● **EXERCISE OBJECTIVE**:
Pull out each line of the records holding the string "degrees".
#### RECORDS SHOWN
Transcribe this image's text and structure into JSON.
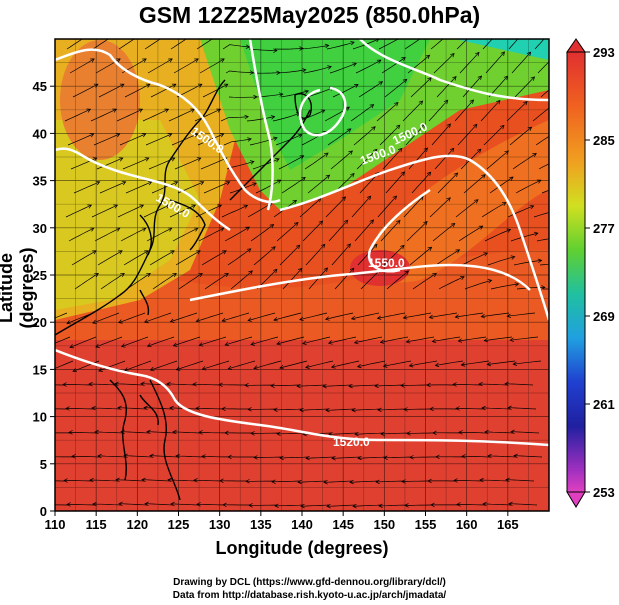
{
  "title": "GSM 12Z25May2025 (850.0hPa)",
  "axes": {
    "xlabel": "Longitude (degrees)",
    "ylabel": "Latitude  (degrees)",
    "xticks": [
      "110",
      "115",
      "120",
      "125",
      "130",
      "135",
      "140",
      "145",
      "150",
      "155",
      "160",
      "165"
    ],
    "yticks": [
      "0",
      "5",
      "10",
      "15",
      "20",
      "25",
      "30",
      "35",
      "40",
      "45"
    ],
    "xlim": [
      110,
      170
    ],
    "ylim": [
      0,
      50
    ]
  },
  "colorbar": {
    "ticks": [
      "293",
      "285",
      "277",
      "269",
      "261",
      "253"
    ],
    "range": [
      253,
      293
    ],
    "colors": [
      "#e040c0",
      "#8030c0",
      "#2030c0",
      "#2080e0",
      "#20c0e0",
      "#20d0a0",
      "#40d040",
      "#90d020",
      "#d0e020",
      "#f0c020",
      "#f08020",
      "#e85020",
      "#e03030"
    ]
  },
  "contour_labels": [
    "1500.0",
    "1520.0",
    "1500.0",
    "1500.0",
    "1500.0",
    "1550.0"
  ],
  "credits": {
    "line1": "Drawing by DCL (https://www.gfd-dennou.org/library/dcl/)",
    "line2": "Data from http://database.rish.kyoto-u.ac.jp/arch/jmadata/"
  }
}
########
● **SOLUTION TO THIS PROBLEM**:
    "xlabel": "Longitude (degrees)",
    "ylabel": "Latitude  (degrees)",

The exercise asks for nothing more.